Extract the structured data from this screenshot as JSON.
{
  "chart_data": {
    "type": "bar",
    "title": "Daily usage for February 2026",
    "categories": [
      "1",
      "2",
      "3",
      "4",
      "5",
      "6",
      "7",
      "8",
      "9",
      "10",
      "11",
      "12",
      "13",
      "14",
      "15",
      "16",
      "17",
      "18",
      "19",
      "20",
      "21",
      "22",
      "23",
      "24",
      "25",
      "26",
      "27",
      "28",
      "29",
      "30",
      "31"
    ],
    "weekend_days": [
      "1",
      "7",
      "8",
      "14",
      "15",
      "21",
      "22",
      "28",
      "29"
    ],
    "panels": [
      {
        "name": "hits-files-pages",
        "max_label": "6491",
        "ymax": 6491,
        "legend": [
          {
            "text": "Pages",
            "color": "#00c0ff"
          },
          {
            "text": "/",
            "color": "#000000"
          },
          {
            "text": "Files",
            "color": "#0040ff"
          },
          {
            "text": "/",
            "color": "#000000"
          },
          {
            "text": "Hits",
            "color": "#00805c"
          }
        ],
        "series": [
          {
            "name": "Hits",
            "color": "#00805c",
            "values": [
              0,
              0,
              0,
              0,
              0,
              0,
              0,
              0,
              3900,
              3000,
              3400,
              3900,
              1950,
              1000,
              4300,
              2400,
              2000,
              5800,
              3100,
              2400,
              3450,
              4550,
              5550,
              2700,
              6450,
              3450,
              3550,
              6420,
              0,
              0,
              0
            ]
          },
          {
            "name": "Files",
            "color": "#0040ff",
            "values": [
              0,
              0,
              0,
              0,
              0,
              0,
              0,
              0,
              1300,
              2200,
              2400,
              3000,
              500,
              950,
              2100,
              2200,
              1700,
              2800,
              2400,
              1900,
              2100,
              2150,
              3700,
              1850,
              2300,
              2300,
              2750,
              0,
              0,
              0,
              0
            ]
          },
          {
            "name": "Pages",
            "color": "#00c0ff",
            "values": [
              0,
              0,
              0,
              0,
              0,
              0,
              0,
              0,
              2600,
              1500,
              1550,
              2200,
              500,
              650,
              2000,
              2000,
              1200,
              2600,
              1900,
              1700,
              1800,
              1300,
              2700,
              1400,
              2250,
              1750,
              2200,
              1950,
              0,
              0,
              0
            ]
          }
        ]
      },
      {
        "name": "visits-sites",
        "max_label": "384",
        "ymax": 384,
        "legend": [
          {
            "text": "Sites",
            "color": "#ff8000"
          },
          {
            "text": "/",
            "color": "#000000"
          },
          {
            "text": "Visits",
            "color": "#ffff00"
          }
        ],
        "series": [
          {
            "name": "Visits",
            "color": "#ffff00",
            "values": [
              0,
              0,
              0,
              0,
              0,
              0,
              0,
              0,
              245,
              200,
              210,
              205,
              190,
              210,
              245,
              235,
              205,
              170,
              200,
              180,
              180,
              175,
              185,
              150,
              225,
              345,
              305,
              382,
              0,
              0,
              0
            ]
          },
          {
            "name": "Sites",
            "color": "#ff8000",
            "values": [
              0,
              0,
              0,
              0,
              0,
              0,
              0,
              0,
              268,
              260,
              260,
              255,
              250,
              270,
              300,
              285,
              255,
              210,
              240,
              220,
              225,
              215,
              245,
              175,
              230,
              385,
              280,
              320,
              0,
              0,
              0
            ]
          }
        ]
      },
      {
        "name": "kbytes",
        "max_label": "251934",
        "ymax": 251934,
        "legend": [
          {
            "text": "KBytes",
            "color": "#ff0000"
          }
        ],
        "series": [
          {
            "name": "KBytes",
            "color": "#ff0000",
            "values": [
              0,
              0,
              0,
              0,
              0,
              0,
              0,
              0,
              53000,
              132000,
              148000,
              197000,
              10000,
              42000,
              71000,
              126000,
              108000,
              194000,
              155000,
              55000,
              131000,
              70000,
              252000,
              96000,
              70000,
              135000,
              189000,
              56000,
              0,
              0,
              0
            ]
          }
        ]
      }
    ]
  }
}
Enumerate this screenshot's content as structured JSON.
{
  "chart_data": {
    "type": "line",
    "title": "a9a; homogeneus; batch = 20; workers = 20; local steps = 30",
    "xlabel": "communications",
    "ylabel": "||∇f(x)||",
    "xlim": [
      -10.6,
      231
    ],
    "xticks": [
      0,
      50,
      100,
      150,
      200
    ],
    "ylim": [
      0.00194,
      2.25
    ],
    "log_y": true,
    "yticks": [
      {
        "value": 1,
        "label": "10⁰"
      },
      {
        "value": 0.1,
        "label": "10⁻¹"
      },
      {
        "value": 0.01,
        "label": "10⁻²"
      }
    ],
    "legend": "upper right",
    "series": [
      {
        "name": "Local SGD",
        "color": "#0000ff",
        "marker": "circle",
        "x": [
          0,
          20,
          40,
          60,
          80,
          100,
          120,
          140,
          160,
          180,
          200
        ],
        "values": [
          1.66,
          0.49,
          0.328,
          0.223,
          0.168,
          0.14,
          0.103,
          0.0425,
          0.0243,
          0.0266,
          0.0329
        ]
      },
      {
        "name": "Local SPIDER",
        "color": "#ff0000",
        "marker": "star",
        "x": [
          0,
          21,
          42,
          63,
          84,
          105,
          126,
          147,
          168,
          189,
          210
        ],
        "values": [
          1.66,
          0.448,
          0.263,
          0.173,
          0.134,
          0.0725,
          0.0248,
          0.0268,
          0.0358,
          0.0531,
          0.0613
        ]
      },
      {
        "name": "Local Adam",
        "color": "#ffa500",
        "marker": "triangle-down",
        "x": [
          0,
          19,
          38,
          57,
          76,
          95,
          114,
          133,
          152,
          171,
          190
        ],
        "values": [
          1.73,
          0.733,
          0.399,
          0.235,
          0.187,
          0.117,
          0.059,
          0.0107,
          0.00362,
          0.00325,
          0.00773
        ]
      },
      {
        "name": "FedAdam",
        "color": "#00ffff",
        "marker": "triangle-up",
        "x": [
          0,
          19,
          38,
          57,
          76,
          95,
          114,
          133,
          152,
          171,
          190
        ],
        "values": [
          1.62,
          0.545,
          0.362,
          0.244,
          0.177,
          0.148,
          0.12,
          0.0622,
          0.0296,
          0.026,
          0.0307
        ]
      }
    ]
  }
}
+++
- _Exercise directions_:
Repeat the records above exactly, from the first line to the last.

- _Expected answer_:
Extract the structured data from this screenshot as JSON.
{
  "chart_data": {
    "type": "bar",
    "title": "Daily usage for February 2026",
    "categories": [
      "1",
      "2",
      "3",
      "4",
      "5",
      "6",
      "7",
      "8",
      "9",
      "10",
      "11",
      "12",
      "13",
      "14",
      "15",
      "16",
      "17",
      "18",
      "19",
      "20",
      "21",
      "22",
      "23",
      "24",
      "25",
      "26",
      "27",
      "28",
      "29",
      "30",
      "31"
    ],
    "weekend_days": [
      "1",
      "7",
      "8",
      "14",
      "15",
      "21",
      "22",
      "28",
      "29"
    ],
    "panels": [
      {
        "name": "hits-files-pages",
        "max_label": "6491",
        "ymax": 6491,
        "legend": [
          {
            "text": "Pages",
            "color": "#00c0ff"
          },
          {
            "text": "/",
            "color": "#000000"
          },
          {
            "text": "Files",
            "color": "#0040ff"
          },
          {
            "text": "/",
            "color": "#000000"
          },
          {
            "text": "Hits",
            "color": "#00805c"
          }
        ],
        "series": [
          {
            "name": "Hits",
            "color": "#00805c",
            "values": [
              0,
              0,
              0,
              0,
              0,
              0,
              0,
              0,
              3900,
              3000,
              3400,
              3900,
              1950,
              1000,
              4300,
              2400,
              2000,
              5800,
              3100,
              2400,
              3450,
              4550,
              5550,
              2700,
              6450,
              3450,
              3550,
              6420,
              0,
              0,
              0
            ]
          },
          {
            "name": "Files",
            "color": "#0040ff",
            "values": [
              0,
              0,
              0,
              0,
              0,
              0,
              0,
              0,
              1300,
              2200,
              2400,
              3000,
              500,
              950,
              2100,
              2200,
              1700,
              2800,
              2400,
              1900,
              2100,
              2150,
              3700,
              1850,
              2300,
              2300,
              2750,
              0,
              0,
              0,
              0
            ]
          },
          {
            "name": "Pages",
            "color": "#00c0ff",
            "values": [
              0,
              0,
              0,
              0,
              0,
              0,
              0,
              0,
              2600,
              1500,
              1550,
              2200,
              500,
              650,
              2000,
              2000,
              1200,
              2600,
              1900,
              1700,
              1800,
              1300,
              2700,
              1400,
              2250,
              1750,
              2200,
              1950,
              0,
              0,
              0
            ]
          }
        ]
      },
      {
        "name": "visits-sites",
        "max_label": "384",
        "ymax": 384,
        "legend": [
          {
            "text": "Sites",
            "color": "#ff8000"
          },
          {
            "text": "/",
            "color": "#000000"
          },
          {
            "text": "Visits",
            "color": "#ffff00"
          }
        ],
        "series": [
          {
            "name": "Visits",
            "color": "#ffff00",
            "values": [
              0,
              0,
              0,
              0,
              0,
              0,
              0,
              0,
              245,
              200,
              210,
              205,
              190,
              210,
              245,
              235,
              205,
              170,
              200,
              180,
              180,
              175,
              185,
              150,
              225,
              345,
              305,
              382,
              0,
              0,
              0
            ]
          },
          {
            "name": "Sites",
            "color": "#ff8000",
            "values": [
              0,
              0,
              0,
              0,
              0,
              0,
              0,
              0,
              268,
              260,
              260,
              255,
              250,
              270,
              300,
              285,
              255,
              210,
              240,
              220,
              225,
              215,
              245,
              175,
              230,
              385,
              280,
              320,
              0,
              0,
              0
            ]
          }
        ]
      },
      {
        "name": "kbytes",
        "max_label": "251934",
        "ymax": 251934,
        "legend": [
          {
            "text": "KBytes",
            "color": "#ff0000"
          }
        ],
        "series": [
          {
            "name": "KBytes",
            "color": "#ff0000",
            "values": [
              0,
              0,
              0,
              0,
              0,
              0,
              0,
              0,
              53000,
              132000,
              148000,
              197000,
              10000,
              42000,
              71000,
              126000,
              108000,
              194000,
              155000,
              55000,
              131000,
              70000,
              252000,
              96000,
              70000,
              135000,
              189000,
              56000,
              0,
              0,
              0
            ]
          }
        ]
      }
    ]
  }
}
Enumerate this screenshot's content as structured JSON.
{
  "chart_data": {
    "type": "line",
    "title": "a9a; homogeneus; batch = 20; workers = 20; local steps = 30",
    "xlabel": "communications",
    "ylabel": "||∇f(x)||",
    "xlim": [
      -10.6,
      231
    ],
    "xticks": [
      0,
      50,
      100,
      150,
      200
    ],
    "ylim": [
      0.00194,
      2.25
    ],
    "log_y": true,
    "yticks": [
      {
        "value": 1,
        "label": "10⁰"
      },
      {
        "value": 0.1,
        "label": "10⁻¹"
      },
      {
        "value": 0.01,
        "label": "10⁻²"
      }
    ],
    "legend": "upper right",
    "series": [
      {
        "name": "Local SGD",
        "color": "#0000ff",
        "marker": "circle",
        "x": [
          0,
          20,
          40,
          60,
          80,
          100,
          120,
          140,
          160,
          180,
          200
        ],
        "values": [
          1.66,
          0.49,
          0.328,
          0.223,
          0.168,
          0.14,
          0.103,
          0.0425,
          0.0243,
          0.0266,
          0.0329
        ]
      },
      {
        "name": "Local SPIDER",
        "color": "#ff0000",
        "marker": "star",
        "x": [
          0,
          21,
          42,
          63,
          84,
          105,
          126,
          147,
          168,
          189,
          210
        ],
        "values": [
          1.66,
          0.448,
          0.263,
          0.173,
          0.134,
          0.0725,
          0.0248,
          0.0268,
          0.0358,
          0.0531,
          0.0613
        ]
      },
      {
        "name": "Local Adam",
        "color": "#ffa500",
        "marker": "triangle-down",
        "x": [
          0,
          19,
          38,
          57,
          76,
          95,
          114,
          133,
          152,
          171,
          190
        ],
        "values": [
          1.73,
          0.733,
          0.399,
          0.235,
          0.187,
          0.117,
          0.059,
          0.0107,
          0.00362,
          0.00325,
          0.00773
        ]
      },
      {
        "name": "FedAdam",
        "color": "#00ffff",
        "marker": "triangle-up",
        "x": [
          0,
          19,
          38,
          57,
          76,
          95,
          114,
          133,
          152,
          171,
          190
        ],
        "values": [
          1.62,
          0.545,
          0.362,
          0.244,
          0.177,
          0.148,
          0.12,
          0.0622,
          0.0296,
          0.026,
          0.0307
        ]
      }
    ]
  }
}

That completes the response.